● Source passage:

Custom MaskRCNN UFF Sample: Assertion `mAnchorsCnt == (int) (mAnchorBoxesHost.size() / 4)' failed

Description

MaskRCNN trained on Resnet50 backbone is giving Assertion error for mAnchrosCnt and mAnchorBoxesHost.size(). Not sure how to fix the issue

Environment

TensorRT Version: 7.2
GPU Type: Jetson Xavier NX Volta GPUs
Nvidia Driver Version: Whatever comes default I guess after Jetpack 4.4.1
CUDA Version: 10.2
CUDNN Version: Jetpack 4.4.1 defaults
Operating System + Version: Ubuntu 18.04 (Jetson)
Python Version (if applicable): 3.7
TensorFlow Version (if applicable): 1.15.0 (not applicable since using UFF)

● Supplied data:
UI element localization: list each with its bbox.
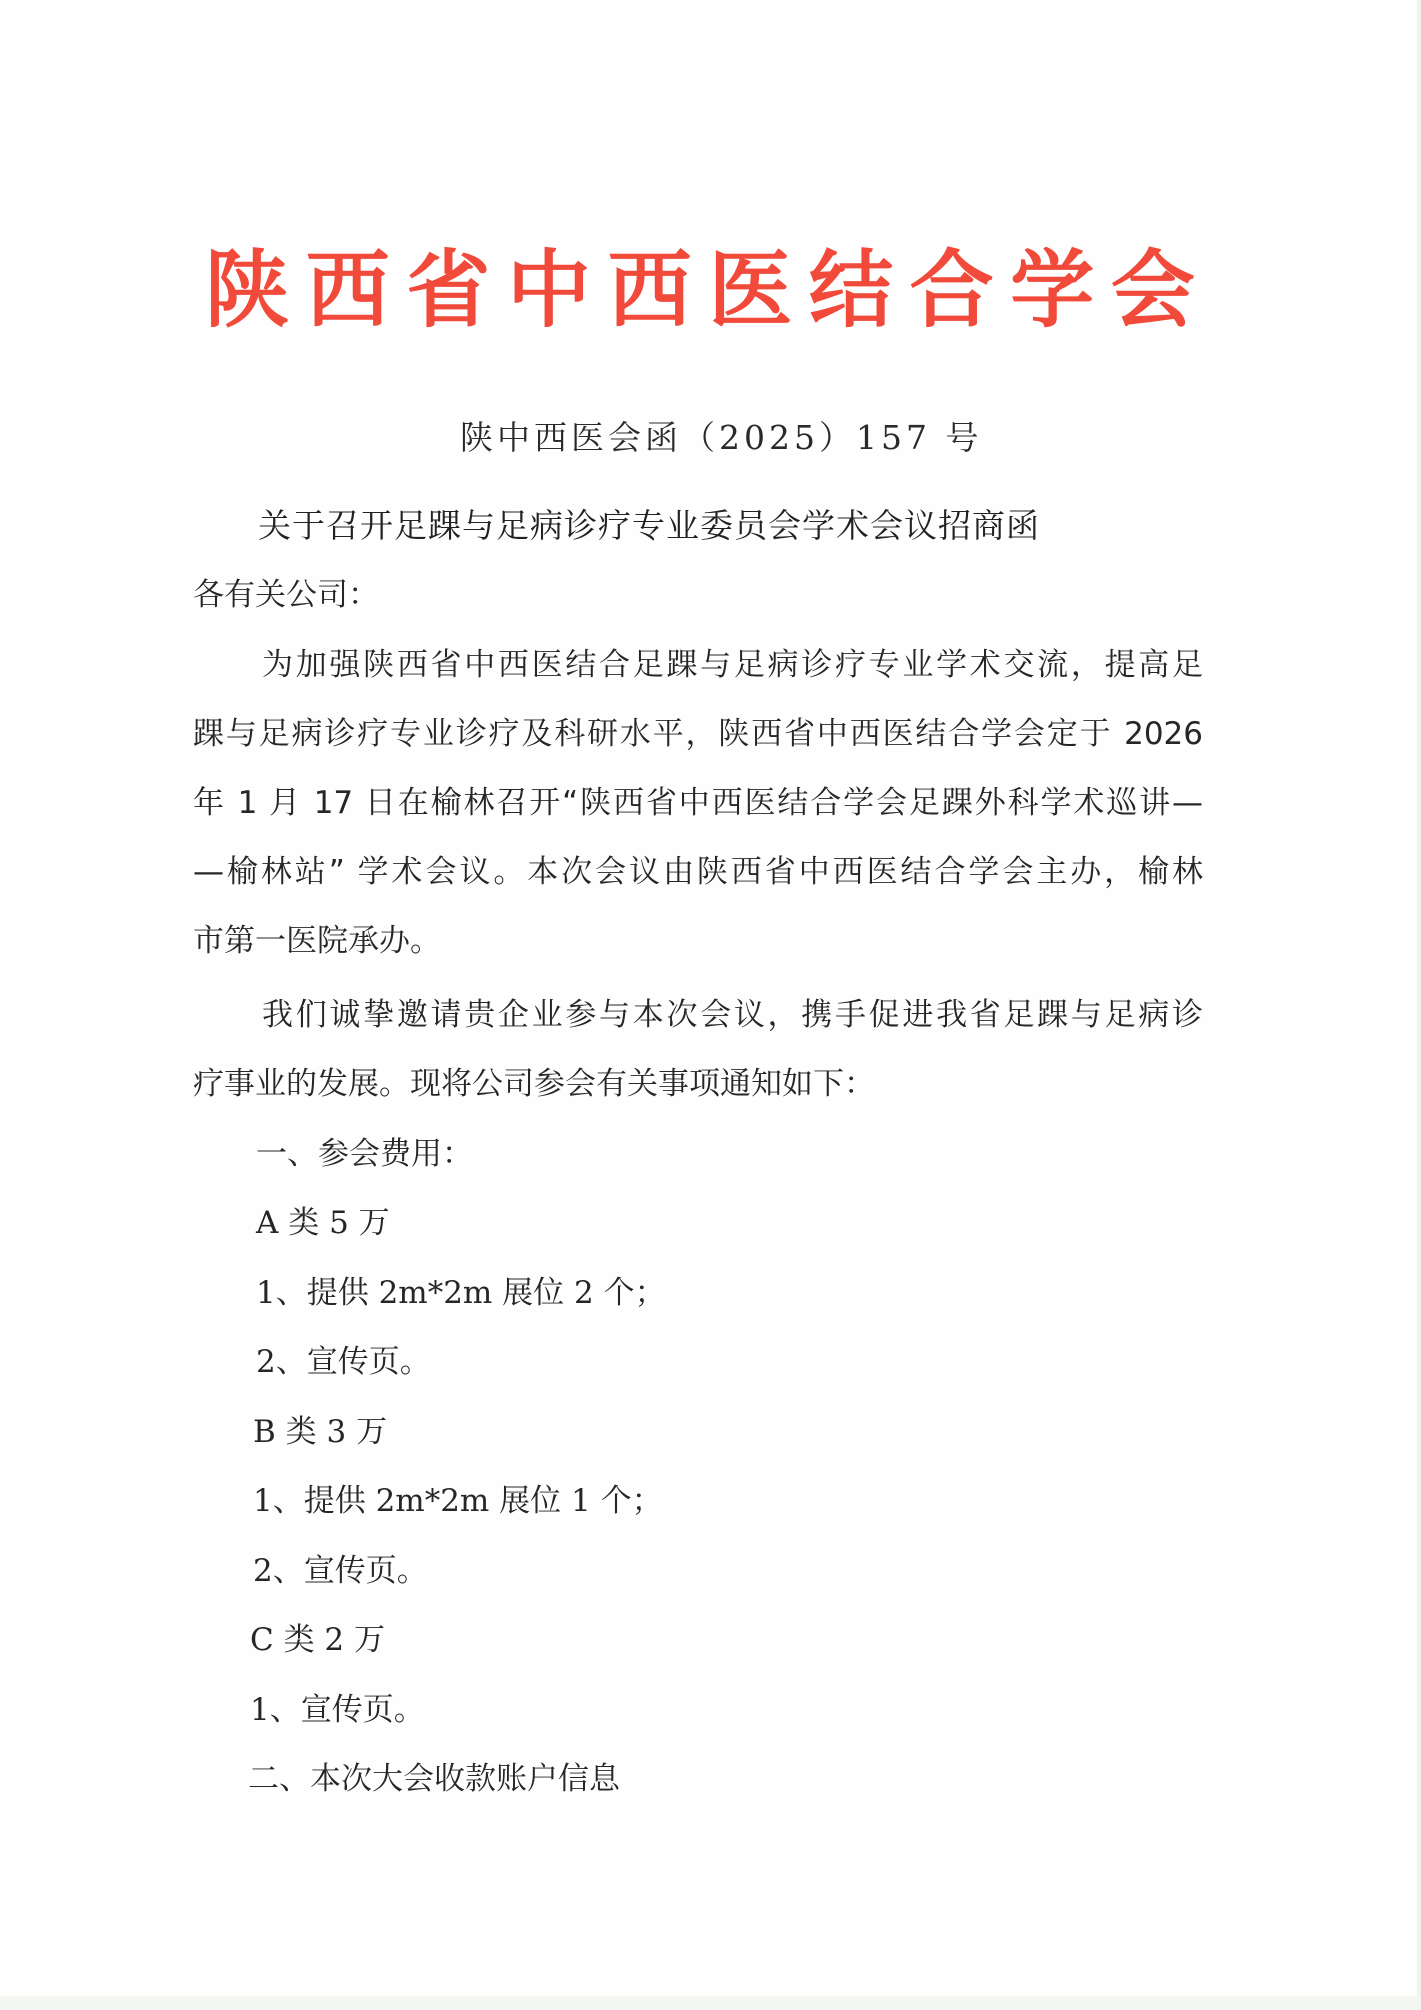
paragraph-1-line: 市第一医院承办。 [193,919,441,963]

● Aim: Update the stretch of the MaskRCNN forum post above from "Custom MaskRCNN UFF" through "Ubuntu 18.04 (Jetson)", swapping "Jetpack 4.4.1" for "Jetpack 4.6".

● Task response:
Custom MaskRCNN UFF Sample: Assertion `mAnchorsCnt == (int) (mAnchorBoxesHost.size() / 4)' failed

Description

MaskRCNN trained on Resnet50 backbone is giving Assertion error for mAnchrosCnt and mAnchorBoxesHost.size(). Not sure how to fix the issue

Environment

TensorRT Version: 7.2
GPU Type: Jetson Xavier NX Volta GPUs
Nvidia Driver Version: Whatever comes default I guess after Jetpack 4.6
CUDA Version: 10.2
CUDNN Version: Jetpack 4.6 defaults
Operating System + Version: Ubuntu 18.04 (Jetson)